[Dataset records]

------------

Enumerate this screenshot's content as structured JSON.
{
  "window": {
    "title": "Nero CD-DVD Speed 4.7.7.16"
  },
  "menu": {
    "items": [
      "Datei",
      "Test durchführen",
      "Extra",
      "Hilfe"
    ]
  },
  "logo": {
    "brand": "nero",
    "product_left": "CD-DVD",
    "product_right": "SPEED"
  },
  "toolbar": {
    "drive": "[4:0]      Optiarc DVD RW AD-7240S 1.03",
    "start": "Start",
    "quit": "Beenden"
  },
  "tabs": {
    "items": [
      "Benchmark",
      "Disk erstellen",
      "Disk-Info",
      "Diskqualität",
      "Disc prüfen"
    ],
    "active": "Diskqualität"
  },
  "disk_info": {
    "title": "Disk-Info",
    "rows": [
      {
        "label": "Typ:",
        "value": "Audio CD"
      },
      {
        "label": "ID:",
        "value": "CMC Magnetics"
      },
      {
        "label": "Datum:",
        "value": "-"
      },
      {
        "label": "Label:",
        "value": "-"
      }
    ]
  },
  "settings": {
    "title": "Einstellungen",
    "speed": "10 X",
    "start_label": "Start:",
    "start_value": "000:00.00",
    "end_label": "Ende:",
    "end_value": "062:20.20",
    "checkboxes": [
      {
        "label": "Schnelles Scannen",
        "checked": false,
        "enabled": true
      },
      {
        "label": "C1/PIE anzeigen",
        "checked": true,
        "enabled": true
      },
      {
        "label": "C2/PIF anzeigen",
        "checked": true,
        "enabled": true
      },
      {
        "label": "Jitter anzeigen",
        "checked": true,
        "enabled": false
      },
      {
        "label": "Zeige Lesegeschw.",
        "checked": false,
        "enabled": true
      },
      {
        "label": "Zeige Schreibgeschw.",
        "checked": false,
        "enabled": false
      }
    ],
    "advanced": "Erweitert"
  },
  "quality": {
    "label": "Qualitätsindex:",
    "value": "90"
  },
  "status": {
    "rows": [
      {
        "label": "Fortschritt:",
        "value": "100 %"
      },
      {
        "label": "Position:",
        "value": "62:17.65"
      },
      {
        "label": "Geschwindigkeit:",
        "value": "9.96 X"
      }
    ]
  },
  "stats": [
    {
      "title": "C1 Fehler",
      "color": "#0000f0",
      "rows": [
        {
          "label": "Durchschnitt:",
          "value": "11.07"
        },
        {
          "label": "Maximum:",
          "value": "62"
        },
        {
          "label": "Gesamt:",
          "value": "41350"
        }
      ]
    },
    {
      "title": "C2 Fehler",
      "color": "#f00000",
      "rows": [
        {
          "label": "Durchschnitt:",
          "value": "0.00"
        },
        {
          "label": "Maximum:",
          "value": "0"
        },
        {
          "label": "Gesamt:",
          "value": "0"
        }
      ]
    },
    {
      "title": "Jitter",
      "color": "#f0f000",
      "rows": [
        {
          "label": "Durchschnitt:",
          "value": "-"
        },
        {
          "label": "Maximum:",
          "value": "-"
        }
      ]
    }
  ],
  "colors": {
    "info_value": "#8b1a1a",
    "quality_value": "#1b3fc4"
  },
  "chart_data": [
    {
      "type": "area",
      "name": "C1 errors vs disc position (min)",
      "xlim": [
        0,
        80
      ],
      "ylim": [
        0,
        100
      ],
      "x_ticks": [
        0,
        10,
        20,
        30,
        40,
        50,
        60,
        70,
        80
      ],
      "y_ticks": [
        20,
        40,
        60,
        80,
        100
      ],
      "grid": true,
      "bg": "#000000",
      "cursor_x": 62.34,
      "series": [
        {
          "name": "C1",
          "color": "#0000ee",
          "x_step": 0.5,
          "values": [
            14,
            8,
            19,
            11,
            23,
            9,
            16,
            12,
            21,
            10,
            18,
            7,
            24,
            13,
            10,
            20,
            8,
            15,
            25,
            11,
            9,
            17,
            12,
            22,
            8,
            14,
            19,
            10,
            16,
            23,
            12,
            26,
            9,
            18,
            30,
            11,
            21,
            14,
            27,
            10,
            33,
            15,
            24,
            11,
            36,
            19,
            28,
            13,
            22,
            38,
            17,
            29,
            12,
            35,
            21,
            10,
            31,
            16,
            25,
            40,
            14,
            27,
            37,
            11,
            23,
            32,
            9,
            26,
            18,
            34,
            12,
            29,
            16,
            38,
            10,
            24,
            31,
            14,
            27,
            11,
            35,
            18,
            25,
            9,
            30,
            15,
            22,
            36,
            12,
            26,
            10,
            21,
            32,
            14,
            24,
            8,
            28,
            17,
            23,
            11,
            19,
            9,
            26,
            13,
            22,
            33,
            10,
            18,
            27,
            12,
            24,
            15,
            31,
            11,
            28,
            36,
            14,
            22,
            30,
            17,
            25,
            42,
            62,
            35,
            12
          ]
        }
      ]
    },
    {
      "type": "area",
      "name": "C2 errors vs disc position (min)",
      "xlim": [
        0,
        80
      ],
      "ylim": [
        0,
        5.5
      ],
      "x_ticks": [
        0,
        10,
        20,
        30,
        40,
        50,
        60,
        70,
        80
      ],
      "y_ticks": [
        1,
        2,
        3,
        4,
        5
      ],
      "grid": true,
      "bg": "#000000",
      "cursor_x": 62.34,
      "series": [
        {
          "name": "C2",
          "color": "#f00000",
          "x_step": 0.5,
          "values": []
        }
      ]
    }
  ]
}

------------

#### [Task details]
What is needed here is an exact reproduction of all the entries.

#### [Task response]
Enumerate this screenshot's content as structured JSON.
{
  "window": {
    "title": "Nero CD-DVD Speed 4.7.7.16"
  },
  "menu": {
    "items": [
      "Datei",
      "Test durchführen",
      "Extra",
      "Hilfe"
    ]
  },
  "logo": {
    "brand": "nero",
    "product_left": "CD-DVD",
    "product_right": "SPEED"
  },
  "toolbar": {
    "drive": "[4:0]      Optiarc DVD RW AD-7240S 1.03",
    "start": "Start",
    "quit": "Beenden"
  },
  "tabs": {
    "items": [
      "Benchmark",
      "Disk erstellen",
      "Disk-Info",
      "Diskqualität",
      "Disc prüfen"
    ],
    "active": "Diskqualität"
  },
  "disk_info": {
    "title": "Disk-Info",
    "rows": [
      {
        "label": "Typ:",
        "value": "Audio CD"
      },
      {
        "label": "ID:",
        "value": "CMC Magnetics"
      },
      {
        "label": "Datum:",
        "value": "-"
      },
      {
        "label": "Label:",
        "value": "-"
      }
    ]
  },
  "settings": {
    "title": "Einstellungen",
    "speed": "10 X",
    "start_label": "Start:",
    "start_value": "000:00.00",
    "end_label": "Ende:",
    "end_value": "062:20.20",
    "checkboxes": [
      {
        "label": "Schnelles Scannen",
        "checked": false,
        "enabled": true
      },
      {
        "label": "C1/PIE anzeigen",
        "checked": true,
        "enabled": true
      },
      {
        "label": "C2/PIF anzeigen",
        "checked": true,
        "enabled": true
      },
      {
        "label": "Jitter anzeigen",
        "checked": true,
        "enabled": false
      },
      {
        "label": "Zeige Lesegeschw.",
        "checked": false,
        "enabled": true
      },
      {
        "label": "Zeige Schreibgeschw.",
        "checked": false,
        "enabled": false
      }
    ],
    "advanced": "Erweitert"
  },
  "quality": {
    "label": "Qualitätsindex:",
    "value": "90"
  },
  "status": {
    "rows": [
      {
        "label": "Fortschritt:",
        "value": "100 %"
      },
      {
        "label": "Position:",
        "value": "62:17.65"
      },
      {
        "label": "Geschwindigkeit:",
        "value": "9.96 X"
      }
    ]
  },
  "stats": [
    {
      "title": "C1 Fehler",
      "color": "#0000f0",
      "rows": [
        {
          "label": "Durchschnitt:",
          "value": "11.07"
        },
        {
          "label": "Maximum:",
          "value": "62"
        },
        {
          "label": "Gesamt:",
          "value": "41350"
        }
      ]
    },
    {
      "title": "C2 Fehler",
      "color": "#f00000",
      "rows": [
        {
          "label": "Durchschnitt:",
          "value": "0.00"
        },
        {
          "label": "Maximum:",
          "value": "0"
        },
        {
          "label": "Gesamt:",
          "value": "0"
        }
      ]
    },
    {
      "title": "Jitter",
      "color": "#f0f000",
      "rows": [
        {
          "label": "Durchschnitt:",
          "value": "-"
        },
        {
          "label": "Maximum:",
          "value": "-"
        }
      ]
    }
  ],
  "colors": {
    "info_value": "#8b1a1a",
    "quality_value": "#1b3fc4"
  },
  "chart_data": [
    {
      "type": "area",
      "name": "C1 errors vs disc position (min)",
      "xlim": [
        0,
        80
      ],
      "ylim": [
        0,
        100
      ],
      "x_ticks": [
        0,
        10,
        20,
        30,
        40,
        50,
        60,
        70,
        80
      ],
      "y_ticks": [
        20,
        40,
        60,
        80,
        100
      ],
      "grid": true,
      "bg": "#000000",
      "cursor_x": 62.34,
      "series": [
        {
          "name": "C1",
          "color": "#0000ee",
          "x_step": 0.5,
          "values": [
            14,
            8,
            19,
            11,
            23,
            9,
            16,
            12,
            21,
            10,
            18,
            7,
            24,
            13,
            10,
            20,
            8,
            15,
            25,
            11,
            9,
            17,
            12,
            22,
            8,
            14,
            19,
            10,
            16,
            23,
            12,
            26,
            9,
            18,
            30,
            11,
            21,
            14,
            27,
            10,
            33,
            15,
            24,
            11,
            36,
            19,
            28,
            13,
            22,
            38,
            17,
            29,
            12,
            35,
            21,
            10,
            31,
            16,
            25,
            40,
            14,
            27,
            37,
            11,
            23,
            32,
            9,
            26,
            18,
            34,
            12,
            29,
            16,
            38,
            10,
            24,
            31,
            14,
            27,
            11,
            35,
            18,
            25,
            9,
            30,
            15,
            22,
            36,
            12,
            26,
            10,
            21,
            32,
            14,
            24,
            8,
            28,
            17,
            23,
            11,
            19,
            9,
            26,
            13,
            22,
            33,
            10,
            18,
            27,
            12,
            24,
            15,
            31,
            11,
            28,
            36,
            14,
            22,
            30,
            17,
            25,
            42,
            62,
            35,
            12
          ]
        }
      ]
    },
    {
      "type": "area",
      "name": "C2 errors vs disc position (min)",
      "xlim": [
        0,
        80
      ],
      "ylim": [
        0,
        5.5
      ],
      "x_ticks": [
        0,
        10,
        20,
        30,
        40,
        50,
        60,
        70,
        80
      ],
      "y_ticks": [
        1,
        2,
        3,
        4,
        5
      ],
      "grid": true,
      "bg": "#000000",
      "cursor_x": 62.34,
      "series": [
        {
          "name": "C2",
          "color": "#f00000",
          "x_step": 0.5,
          "values": []
        }
      ]
    }
  ]
}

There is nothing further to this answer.